* Problem description *
Can you write out the whole listing exactly?

--- Start of Records for the task ---

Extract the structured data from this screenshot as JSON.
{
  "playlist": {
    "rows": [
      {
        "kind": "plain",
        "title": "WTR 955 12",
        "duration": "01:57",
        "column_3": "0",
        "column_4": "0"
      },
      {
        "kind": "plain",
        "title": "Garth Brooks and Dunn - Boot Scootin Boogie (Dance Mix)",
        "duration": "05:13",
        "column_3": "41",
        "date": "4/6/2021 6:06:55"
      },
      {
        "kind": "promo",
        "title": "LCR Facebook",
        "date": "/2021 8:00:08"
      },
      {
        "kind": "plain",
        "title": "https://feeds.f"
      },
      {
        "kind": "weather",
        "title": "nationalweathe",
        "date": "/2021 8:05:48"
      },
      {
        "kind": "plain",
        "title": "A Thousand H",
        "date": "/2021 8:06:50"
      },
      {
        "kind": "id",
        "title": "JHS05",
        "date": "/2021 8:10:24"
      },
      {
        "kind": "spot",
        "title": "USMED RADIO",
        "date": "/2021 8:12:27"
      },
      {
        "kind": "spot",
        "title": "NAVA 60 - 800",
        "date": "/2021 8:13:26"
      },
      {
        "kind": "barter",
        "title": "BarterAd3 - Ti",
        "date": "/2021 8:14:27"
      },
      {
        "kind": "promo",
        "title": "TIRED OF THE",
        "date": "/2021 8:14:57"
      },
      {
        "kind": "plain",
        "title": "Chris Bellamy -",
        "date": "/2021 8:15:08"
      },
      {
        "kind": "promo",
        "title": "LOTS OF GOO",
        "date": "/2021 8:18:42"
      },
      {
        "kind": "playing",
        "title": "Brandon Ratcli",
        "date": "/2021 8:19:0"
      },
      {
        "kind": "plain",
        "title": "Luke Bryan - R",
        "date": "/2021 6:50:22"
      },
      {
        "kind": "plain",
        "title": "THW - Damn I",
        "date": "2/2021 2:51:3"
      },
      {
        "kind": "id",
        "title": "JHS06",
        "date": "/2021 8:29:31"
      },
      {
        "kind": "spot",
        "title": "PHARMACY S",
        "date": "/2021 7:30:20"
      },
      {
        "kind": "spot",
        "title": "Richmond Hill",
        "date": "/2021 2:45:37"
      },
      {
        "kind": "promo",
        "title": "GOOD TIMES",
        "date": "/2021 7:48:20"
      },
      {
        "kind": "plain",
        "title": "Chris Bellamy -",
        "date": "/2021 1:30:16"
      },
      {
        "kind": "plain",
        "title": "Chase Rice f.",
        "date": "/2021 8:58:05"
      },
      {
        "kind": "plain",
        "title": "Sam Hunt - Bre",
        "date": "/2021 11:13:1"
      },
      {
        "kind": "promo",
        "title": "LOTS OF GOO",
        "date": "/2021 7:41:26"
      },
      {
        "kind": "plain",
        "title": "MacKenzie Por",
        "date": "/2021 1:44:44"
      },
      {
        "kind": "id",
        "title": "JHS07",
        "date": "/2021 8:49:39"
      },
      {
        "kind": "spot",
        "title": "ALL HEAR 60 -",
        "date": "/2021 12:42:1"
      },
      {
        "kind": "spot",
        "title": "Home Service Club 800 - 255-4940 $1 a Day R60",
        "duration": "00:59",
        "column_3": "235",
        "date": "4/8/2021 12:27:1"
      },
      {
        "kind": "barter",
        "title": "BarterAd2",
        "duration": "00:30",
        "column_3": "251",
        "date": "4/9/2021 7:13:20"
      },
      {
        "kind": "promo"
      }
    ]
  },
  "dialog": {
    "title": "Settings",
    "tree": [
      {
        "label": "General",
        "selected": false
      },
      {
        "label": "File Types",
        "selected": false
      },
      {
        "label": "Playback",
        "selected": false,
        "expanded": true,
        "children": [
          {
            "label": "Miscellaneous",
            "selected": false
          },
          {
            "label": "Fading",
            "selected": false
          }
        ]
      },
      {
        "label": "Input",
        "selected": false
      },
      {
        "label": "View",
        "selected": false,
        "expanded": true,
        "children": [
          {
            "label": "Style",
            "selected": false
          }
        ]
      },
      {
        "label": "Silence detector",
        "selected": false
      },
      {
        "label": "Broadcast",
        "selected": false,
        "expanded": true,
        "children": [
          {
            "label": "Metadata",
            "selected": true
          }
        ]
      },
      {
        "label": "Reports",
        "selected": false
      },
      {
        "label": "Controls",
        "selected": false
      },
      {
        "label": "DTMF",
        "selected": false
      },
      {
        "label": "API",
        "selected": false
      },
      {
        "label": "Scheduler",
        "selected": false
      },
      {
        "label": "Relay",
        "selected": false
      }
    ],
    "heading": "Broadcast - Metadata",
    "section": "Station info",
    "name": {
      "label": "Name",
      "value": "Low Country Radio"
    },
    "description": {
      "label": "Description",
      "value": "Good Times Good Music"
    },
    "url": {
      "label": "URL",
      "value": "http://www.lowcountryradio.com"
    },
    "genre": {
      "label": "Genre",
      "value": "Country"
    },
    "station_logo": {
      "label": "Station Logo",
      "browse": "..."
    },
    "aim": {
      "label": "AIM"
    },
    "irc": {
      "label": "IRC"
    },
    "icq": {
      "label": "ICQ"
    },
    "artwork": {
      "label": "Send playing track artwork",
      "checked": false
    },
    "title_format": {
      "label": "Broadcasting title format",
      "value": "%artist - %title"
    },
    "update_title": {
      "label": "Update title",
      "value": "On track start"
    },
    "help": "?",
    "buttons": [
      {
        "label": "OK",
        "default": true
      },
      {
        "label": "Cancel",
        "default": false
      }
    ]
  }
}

--- End of Records for the task ---

* Complete answer *
Extract the structured data from this screenshot as JSON.
{
  "playlist": {
    "rows": [
      {
        "kind": "plain",
        "title": "WTR 955 12",
        "duration": "01:57",
        "column_3": "0",
        "column_4": "0"
      },
      {
        "kind": "plain",
        "title": "Garth Brooks and Dunn - Boot Scootin Boogie (Dance Mix)",
        "duration": "05:13",
        "column_3": "41",
        "date": "4/6/2021 6:06:55"
      },
      {
        "kind": "promo",
        "title": "LCR Facebook",
        "date": "/2021 8:00:08"
      },
      {
        "kind": "plain",
        "title": "https://feeds.f"
      },
      {
        "kind": "weather",
        "title": "nationalweathe",
        "date": "/2021 8:05:48"
      },
      {
        "kind": "plain",
        "title": "A Thousand H",
        "date": "/2021 8:06:50"
      },
      {
        "kind": "id",
        "title": "JHS05",
        "date": "/2021 8:10:24"
      },
      {
        "kind": "spot",
        "title": "USMED RADIO",
        "date": "/2021 8:12:27"
      },
      {
        "kind": "spot",
        "title": "NAVA 60 - 800",
        "date": "/2021 8:13:26"
      },
      {
        "kind": "barter",
        "title": "BarterAd3 - Ti",
        "date": "/2021 8:14:27"
      },
      {
        "kind": "promo",
        "title": "TIRED OF THE",
        "date": "/2021 8:14:57"
      },
      {
        "kind": "plain",
        "title": "Chris Bellamy -",
        "date": "/2021 8:15:08"
      },
      {
        "kind": "promo",
        "title": "LOTS OF GOO",
        "date": "/2021 8:18:42"
      },
      {
        "kind": "playing",
        "title": "Brandon Ratcli",
        "date": "/2021 8:19:0"
      },
      {
        "kind": "plain",
        "title": "Luke Bryan - R",
        "date": "/2021 6:50:22"
      },
      {
        "kind": "plain",
        "title": "THW - Damn I",
        "date": "2/2021 2:51:3"
      },
      {
        "kind": "id",
        "title": "JHS06",
        "date": "/2021 8:29:31"
      },
      {
        "kind": "spot",
        "title": "PHARMACY S",
        "date": "/2021 7:30:20"
      },
      {
        "kind": "spot",
        "title": "Richmond Hill",
        "date": "/2021 2:45:37"
      },
      {
        "kind": "promo",
        "title": "GOOD TIMES",
        "date": "/2021 7:48:20"
      },
      {
        "kind": "plain",
        "title": "Chris Bellamy -",
        "date": "/2021 1:30:16"
      },
      {
        "kind": "plain",
        "title": "Chase Rice f.",
        "date": "/2021 8:58:05"
      },
      {
        "kind": "plain",
        "title": "Sam Hunt - Bre",
        "date": "/2021 11:13:1"
      },
      {
        "kind": "promo",
        "title": "LOTS OF GOO",
        "date": "/2021 7:41:26"
      },
      {
        "kind": "plain",
        "title": "MacKenzie Por",
        "date": "/2021 1:44:44"
      },
      {
        "kind": "id",
        "title": "JHS07",
        "date": "/2021 8:49:39"
      },
      {
        "kind": "spot",
        "title": "ALL HEAR 60 -",
        "date": "/2021 12:42:1"
      },
      {
        "kind": "spot",
        "title": "Home Service Club 800 - 255-4940 $1 a Day R60",
        "duration": "00:59",
        "column_3": "235",
        "date": "4/8/2021 12:27:1"
      },
      {
        "kind": "barter",
        "title": "BarterAd2",
        "duration": "00:30",
        "column_3": "251",
        "date": "4/9/2021 7:13:20"
      },
      {
        "kind": "promo"
      }
    ]
  },
  "dialog": {
    "title": "Settings",
    "tree": [
      {
        "label": "General",
        "selected": false
      },
      {
        "label": "File Types",
        "selected": false
      },
      {
        "label": "Playback",
        "selected": false,
        "expanded": true,
        "children": [
          {
            "label": "Miscellaneous",
            "selected": false
          },
          {
            "label": "Fading",
            "selected": false
          }
        ]
      },
      {
        "label": "Input",
        "selected": false
      },
      {
        "label": "View",
        "selected": false,
        "expanded": true,
        "children": [
          {
            "label": "Style",
            "selected": false
          }
        ]
      },
      {
        "label": "Silence detector",
        "selected": false
      },
      {
        "label": "Broadcast",
        "selected": false,
        "expanded": true,
        "children": [
          {
            "label": "Metadata",
            "selected": true
          }
        ]
      },
      {
        "label": "Reports",
        "selected": false
      },
      {
        "label": "Controls",
        "selected": false
      },
      {
        "label": "DTMF",
        "selected": false
      },
      {
        "label": "API",
        "selected": false
      },
      {
        "label": "Scheduler",
        "selected": false
      },
      {
        "label": "Relay",
        "selected": false
      }
    ],
    "heading": "Broadcast - Metadata",
    "section": "Station info",
    "name": {
      "label": "Name",
      "value": "Low Country Radio"
    },
    "description": {
      "label": "Description",
      "value": "Good Times Good Music"
    },
    "url": {
      "label": "URL",
      "value": "http://www.lowcountryradio.com"
    },
    "genre": {
      "label": "Genre",
      "value": "Country"
    },
    "station_logo": {
      "label": "Station Logo",
      "browse": "..."
    },
    "aim": {
      "label": "AIM"
    },
    "irc": {
      "label": "IRC"
    },
    "icq": {
      "label": "ICQ"
    },
    "artwork": {
      "label": "Send playing track artwork",
      "checked": false
    },
    "title_format": {
      "label": "Broadcasting title format",
      "value": "%artist - %title"
    },
    "update_title": {
      "label": "Update title",
      "value": "On track start"
    },
    "help": "?",
    "buttons": [
      {
        "label": "OK",
        "default": true
      },
      {
        "label": "Cancel",
        "default": false
      }
    ]
  }
}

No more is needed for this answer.